▸ **THE PROBLEM**
Repeat, exactly and completely, the material that follows. Omit the pictures.
++++
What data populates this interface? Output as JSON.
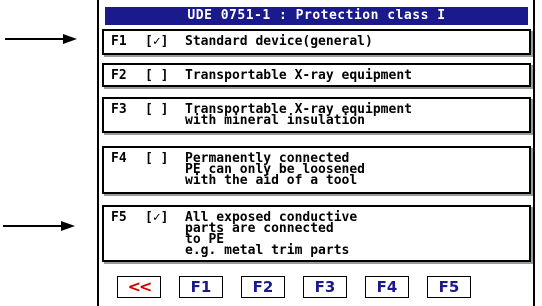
{
  "title": "UDE 0751-1 : Protection class I",
  "items": [
    {
      "code": "F1",
      "check": "[✓]",
      "text": "Standard device(general)"
    },
    {
      "code": "F2",
      "check": "[ ]",
      "text": "Transportable X-ray equipment"
    },
    {
      "code": "F3",
      "check": "[ ]",
      "text": "Transportable X-ray equipment\nwith mineral insulation"
    },
    {
      "code": "F4",
      "check": "[ ]",
      "text": "Permanently connected\nPE can only be loosened\nwith the aid of a tool"
    },
    {
      "code": "F5",
      "check": "[✓]",
      "text": "All exposed conductive\nparts are connected\nto PE\ne.g. metal trim parts"
    }
  ],
  "buttons": {
    "back": "<<",
    "f1": "F1",
    "f2": "F2",
    "f3": "F3",
    "f4": "F4",
    "f5": "F5"
  },
  "colors": {
    "title_bar": "#1a1a8c",
    "button_text": "#1a1a8c",
    "back_button_text": "#d00000"
  }
}
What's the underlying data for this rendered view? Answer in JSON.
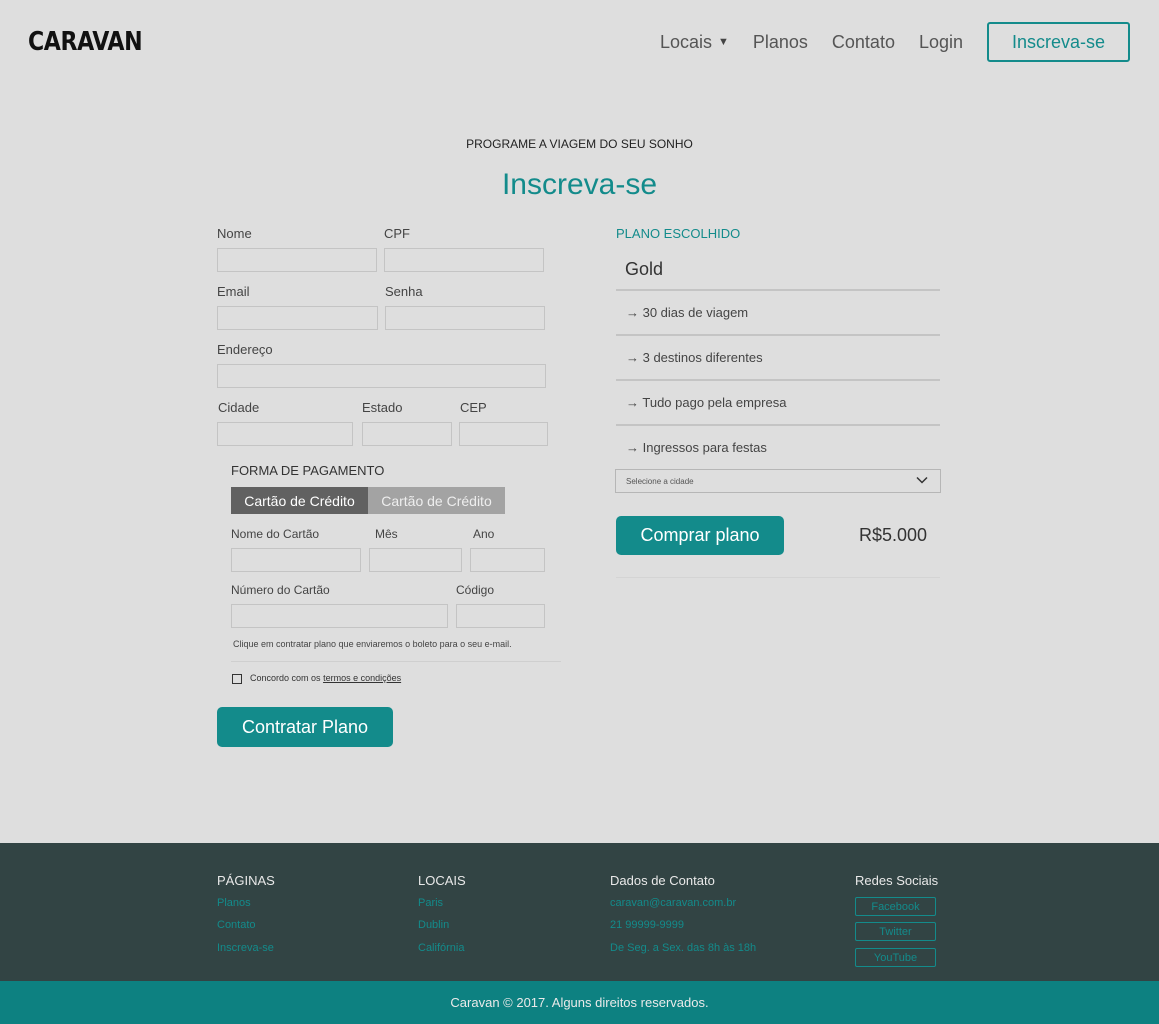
++++
▸ **WRITTEN REPLY**
What data populates this interface? Output as JSON.
{
  "title": "UDE 0751-1 : Protection class I",
  "items": [
    {
      "code": "F1",
      "check": "[✓]",
      "text": "Standard device(general)"
    },
    {
      "code": "F2",
      "check": "[ ]",
      "text": "Transportable X-ray equipment"
    },
    {
      "code": "F3",
      "check": "[ ]",
      "text": "Transportable X-ray equipment\nwith mineral insulation"
    },
    {
      "code": "F4",
      "check": "[ ]",
      "text": "Permanently connected\nPE can only be loosened\nwith the aid of a tool"
    },
    {
      "code": "F5",
      "check": "[✓]",
      "text": "All exposed conductive\nparts are connected\nto PE\ne.g. metal trim parts"
    }
  ],
  "buttons": {
    "back": "<<",
    "f1": "F1",
    "f2": "F2",
    "f3": "F3",
    "f4": "F4",
    "f5": "F5"
  },
  "colors": {
    "title_bar": "#1a1a8c",
    "button_text": "#1a1a8c",
    "back_button_text": "#d00000"
  }
}
What's the underlying data for this rendered view? Answer in JSON.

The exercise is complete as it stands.